Task to complete:
In the entries that follow, find the word "vinaigre" and report each line it is on.

++++++

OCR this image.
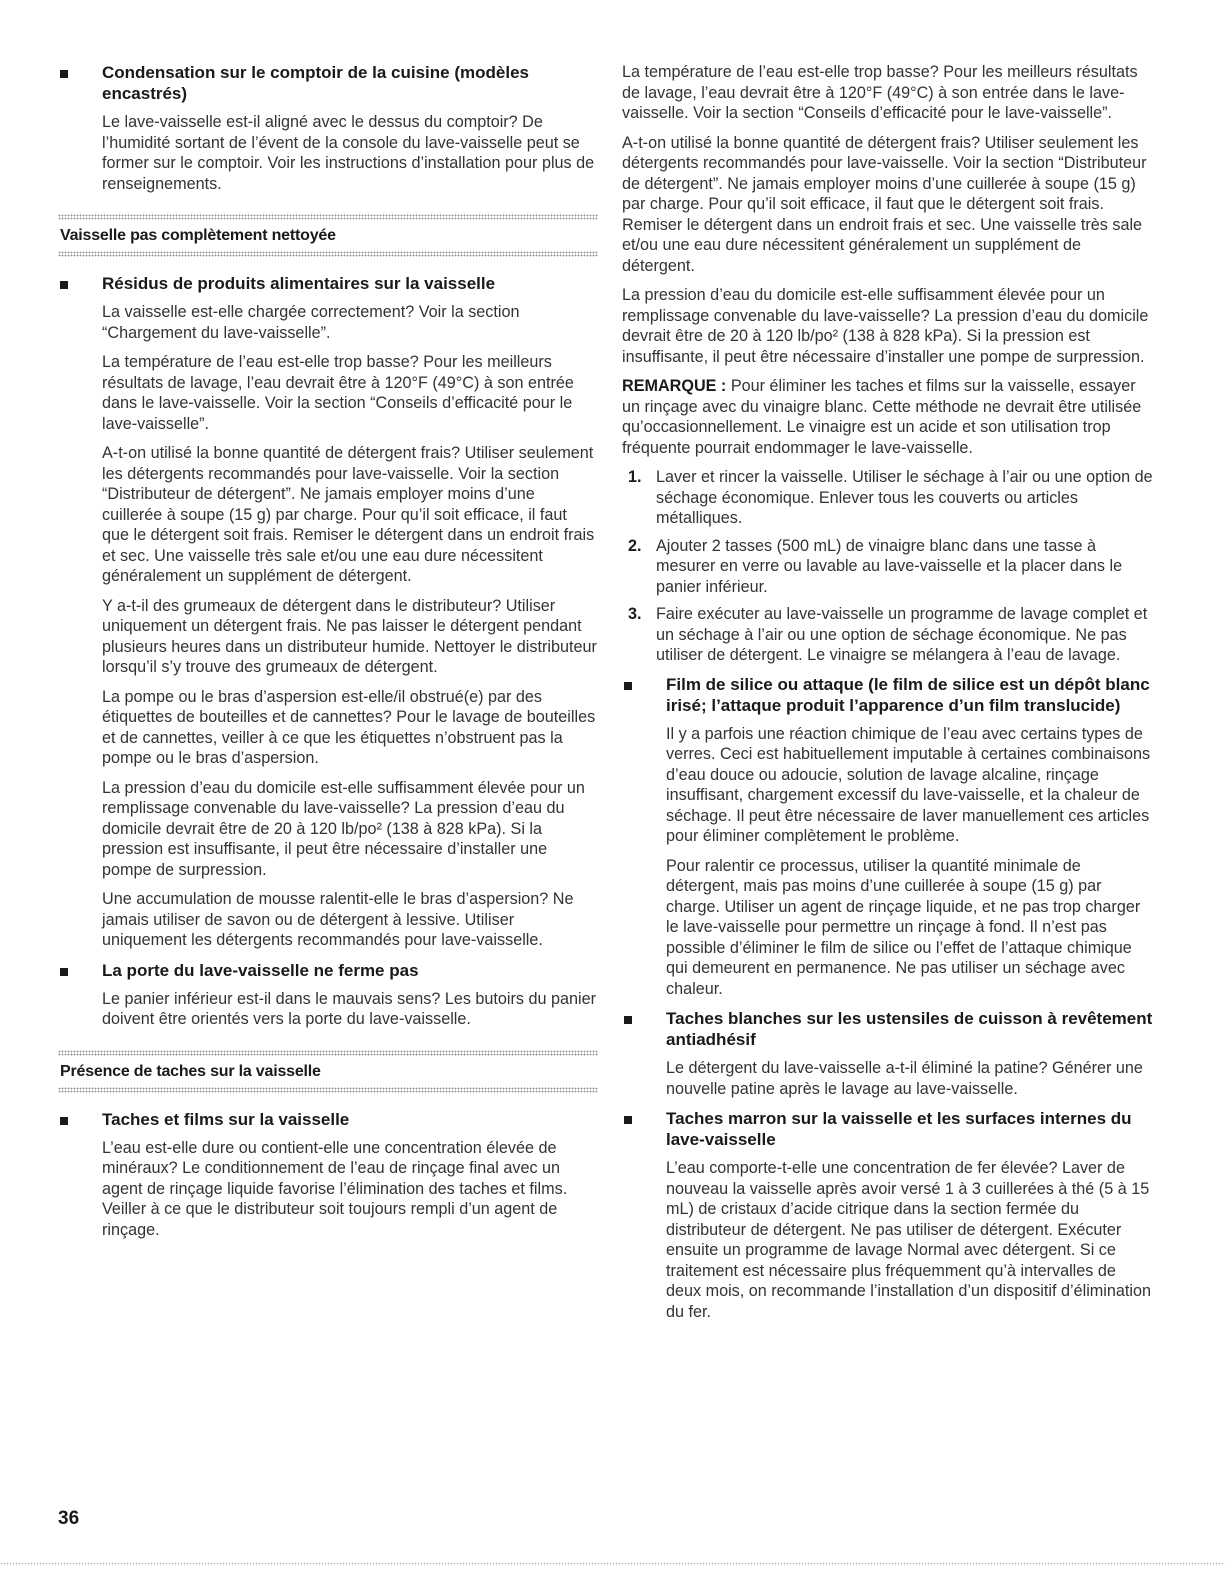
Condensation sur le comptoir de la cuisine (modèles encastrés)

Le lave-vaisselle est-il aligné avec le dessus du comptoir? De l’humidité sortant de l’évent de la console du lave-vaisselle peut se former sur le comptoir. Voir les instructions d’installation pour plus de renseignements.

Vaisselle pas complètement nettoyée
Résidus de produits alimentaires sur la vaisselle

La vaisselle est-elle chargée correctement? Voir la section “Chargement du lave-vaisselle”.

La température de l’eau est-elle trop basse? Pour les meilleurs résultats de lavage, l’eau devrait être à 120°F (49°C) à son entrée dans le lave-vaisselle. Voir la section “Conseils d’efficacité pour le lave-vaisselle”.

A-t-on utilisé la bonne quantité de détergent frais? Utiliser seulement les détergents recommandés pour lave-vaisselle. Voir la section “Distributeur de détergent”. Ne jamais employer moins d’une cuillerée à soupe (15 g) par charge. Pour qu’il soit efficace, il faut que le détergent soit frais. Remiser le détergent dans un endroit frais et sec. Une vaisselle très sale et/ou une eau dure nécessitent généralement un supplément de détergent.

Y a-t-il des grumeaux de détergent dans le distributeur? Utiliser uniquement un détergent frais. Ne pas laisser le détergent pendant plusieurs heures dans un distributeur humide. Nettoyer le distributeur lorsqu’il s’y trouve des grumeaux de détergent.

La pompe ou le bras d’aspersion est-elle/il obstrué(e) par des étiquettes de bouteilles et de cannettes? Pour le lavage de bouteilles et de cannettes, veiller à ce que les étiquettes n’obstruent pas la pompe ou le bras d’aspersion.

La pression d’eau du domicile est-elle suffisamment élevée pour un remplissage convenable du lave-vaisselle? La pression d’eau du domicile devrait être de 20 à 120 lb/po² (138 à 828 kPa). Si la pression est insuffisante, il peut être nécessaire d’installer une pompe de surpression.

Une accumulation de mousse ralentit-elle le bras d’aspersion? Ne jamais utiliser de savon ou de détergent à lessive. Utiliser uniquement les détergents recommandés pour lave-vaisselle.

La porte du lave-vaisselle ne ferme pas

Le panier inférieur est-il dans le mauvais sens? Les butoirs du panier doivent être orientés vers la porte du lave-vaisselle.

Présence de taches sur la vaisselle
Taches et films sur la vaisselle

L’eau est-elle dure ou contient-elle une concentration élevée de minéraux? Le conditionnement de l’eau de rinçage final avec un agent de rinçage liquide favorise l’élimination des taches et films. Veiller à ce que le distributeur soit toujours rempli d’un agent de rinçage.

La température de l’eau est-elle trop basse? Pour les meilleurs résultats de lavage, l’eau devrait être à 120°F (49°C) à son entrée dans le lave-vaisselle. Voir la section “Conseils d’efficacité pour le lave-vaisselle”.

A-t-on utilisé la bonne quantité de détergent frais? Utiliser seulement les détergents recommandés pour lave-vaisselle. Voir la section “Distributeur de détergent”. Ne jamais employer moins d’une cuillerée à soupe (15 g) par charge. Pour qu’il soit efficace, il faut que le détergent soit frais. Remiser le détergent dans un endroit frais et sec. Une vaisselle très sale et/ou une eau dure nécessitent généralement un supplément de détergent.

La pression d’eau du domicile est-elle suffisamment élevée pour un remplissage convenable du lave-vaisselle? La pression d’eau du domicile devrait être de 20 à 120 lb/po² (138 à 828 kPa). Si la pression est insuffisante, il peut être nécessaire d’installer une pompe de surpression.

REMARQUE : Pour éliminer les taches et films sur la vaisselle, essayer un rinçage avec du vinaigre blanc. Cette méthode ne devrait être utilisée qu’occasionnellement. Le vinaigre est un acide et son utilisation trop fréquente pourrait endommager le lave-vaisselle.

1. Laver et rincer la vaisselle. Utiliser le séchage à l’air ou une option de séchage économique. Enlever tous les couverts ou articles métalliques.
2. Ajouter 2 tasses (500 mL) de vinaigre blanc dans une tasse à mesurer en verre ou lavable au lave-vaisselle et la placer dans le panier inférieur.
3. Faire exécuter au lave-vaisselle un programme de lavage complet et un séchage à l’air ou une option de séchage économique. Ne pas utiliser de détergent. Le vinaigre se mélangera à l’eau de lavage.
Film de silice ou attaque (le film de silice est un dépôt blanc irisé; l’attaque produit l’apparence d’un film translucide)

Il y a parfois une réaction chimique de l’eau avec certains types de verres. Ceci est habituellement imputable à certaines combinaisons d’eau douce ou adoucie, solution de lavage alcaline, rinçage insuffisant, chargement excessif du lave-vaisselle, et la chaleur de séchage. Il peut être nécessaire de laver manuellement ces articles pour éliminer complètement le problème.

Pour ralentir ce processus, utiliser la quantité minimale de détergent, mais pas moins d’une cuillerée à soupe (15 g) par charge. Utiliser un agent de rinçage liquide, et ne pas trop charger le lave-vaisselle pour permettre un rinçage à fond. Il n’est pas possible d’éliminer le film de silice ou l’effet de l’attaque chimique qui demeurent en permanence. Ne pas utiliser un séchage avec chaleur.

Taches blanches sur les ustensiles de cuisson à revêtement antiadhésif

Le détergent du lave-vaisselle a-t-il éliminé la patine? Générer une nouvelle patine après le lavage au lave-vaisselle.

Taches marron sur la vaisselle et les surfaces internes du lave-vaisselle

L’eau comporte-t-elle une concentration de fer élevée? Laver de nouveau la vaisselle après avoir versé 1 à 3 cuillerées à thé (5 à 15 mL) de cristaux d’acide citrique dans la section fermée du distributeur de détergent. Ne pas utiliser de détergent. Exécuter ensuite un programme de lavage Normal avec détergent. Si ce traitement est nécessaire plus fréquemment qu’à intervalles de deux mois, on recommande l’installation d’un dispositif d’élimination du fer.

36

++++++

Final result:
REMARQUE : Pour éliminer les taches et films sur la vaisselle, essayer un rinçage avec du vinaigre blanc. Cette méthode ne devrait être utilisée qu’occasionnellement. Le vinaigre est un acide et son utilisation trop fréquente pourrait endommager le lave-vaisselle.
2. Ajouter 2 tasses (500 mL) de vinaigre blanc dans une tasse à mesurer en verre ou lavable au lave-vaisselle et la placer dans le panier inférieur.
3. Faire exécuter au lave-vaisselle un programme de lavage complet et un séchage à l’air ou une option de séchage économique. Ne pas utiliser de détergent. Le vinaigre se mélangera à l’eau de lavage.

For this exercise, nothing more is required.